■ **The problem**:
Print each of the entries exactly, leaving nothing out.
____________
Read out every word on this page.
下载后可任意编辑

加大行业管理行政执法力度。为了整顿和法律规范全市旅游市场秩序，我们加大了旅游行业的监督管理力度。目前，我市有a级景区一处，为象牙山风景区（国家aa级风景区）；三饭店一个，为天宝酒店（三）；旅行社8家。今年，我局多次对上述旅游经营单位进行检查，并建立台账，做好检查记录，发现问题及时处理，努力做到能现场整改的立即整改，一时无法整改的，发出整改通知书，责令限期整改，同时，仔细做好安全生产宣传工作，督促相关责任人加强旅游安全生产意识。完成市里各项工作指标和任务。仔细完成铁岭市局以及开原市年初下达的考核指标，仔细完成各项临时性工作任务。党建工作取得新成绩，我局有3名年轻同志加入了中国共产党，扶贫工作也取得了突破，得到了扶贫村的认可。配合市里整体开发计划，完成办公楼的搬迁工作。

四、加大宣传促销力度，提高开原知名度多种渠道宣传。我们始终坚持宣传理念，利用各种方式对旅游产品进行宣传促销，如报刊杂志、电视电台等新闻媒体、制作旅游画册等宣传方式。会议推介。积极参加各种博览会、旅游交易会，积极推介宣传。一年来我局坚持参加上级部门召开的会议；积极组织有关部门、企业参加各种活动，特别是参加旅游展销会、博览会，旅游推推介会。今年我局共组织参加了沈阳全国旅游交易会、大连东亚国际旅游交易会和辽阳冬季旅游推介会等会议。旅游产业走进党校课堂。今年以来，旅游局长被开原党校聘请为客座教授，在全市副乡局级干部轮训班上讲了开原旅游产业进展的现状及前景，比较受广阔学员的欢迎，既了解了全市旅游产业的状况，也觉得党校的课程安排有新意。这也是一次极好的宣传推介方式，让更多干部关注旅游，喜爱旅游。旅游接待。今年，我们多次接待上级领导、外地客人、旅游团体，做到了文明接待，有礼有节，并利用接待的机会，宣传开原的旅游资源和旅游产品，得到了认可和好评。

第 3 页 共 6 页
____________
■ **Response to the exercise**:
Read out every word on this page.
下载后可任意编辑

加大行业管理行政执法力度。为了整顿和法律规范全市旅游市场秩序，我们加大了旅游行业的监督管理力度。目前，我市有a级景区一处，为象牙山风景区（国家aa级风景区）；三饭店一个，为天宝酒店（三）；旅行社8家。今年，我局多次对上述旅游经营单位进行检查，并建立台账，做好检查记录，发现问题及时处理，努力做到能现场整改的立即整改，一时无法整改的，发出整改通知书，责令限期整改，同时，仔细做好安全生产宣传工作，督促相关责任人加强旅游安全生产意识。完成市里各项工作指标和任务。仔细完成铁岭市局以及开原市年初下达的考核指标，仔细完成各项临时性工作任务。党建工作取得新成绩，我局有3名年轻同志加入了中国共产党，扶贫工作也取得了突破，得到了扶贫村的认可。配合市里整体开发计划，完成办公楼的搬迁工作。

四、加大宣传促销力度，提高开原知名度多种渠道宣传。我们始终坚持宣传理念，利用各种方式对旅游产品进行宣传促销，如报刊杂志、电视电台等新闻媒体、制作旅游画册等宣传方式。会议推介。积极参加各种博览会、旅游交易会，积极推介宣传。一年来我局坚持参加上级部门召开的会议；积极组织有关部门、企业参加各种活动，特别是参加旅游展销会、博览会，旅游推推介会。今年我局共组织参加了沈阳全国旅游交易会、大连东亚国际旅游交易会和辽阳冬季旅游推介会等会议。旅游产业走进党校课堂。今年以来，旅游局长被开原党校聘请为客座教授，在全市副乡局级干部轮训班上讲了开原旅游产业进展的现状及前景，比较受广阔学员的欢迎，既了解了全市旅游产业的状况，也觉得党校的课程安排有新意。这也是一次极好的宣传推介方式，让更多干部关注旅游，喜爱旅游。旅游接待。今年，我们多次接待上级领导、外地客人、旅游团体，做到了文明接待，有礼有节，并利用接待的机会，宣传开原的旅游资源和旅游产品，得到了认可和好评。

第 3 页 共 6 页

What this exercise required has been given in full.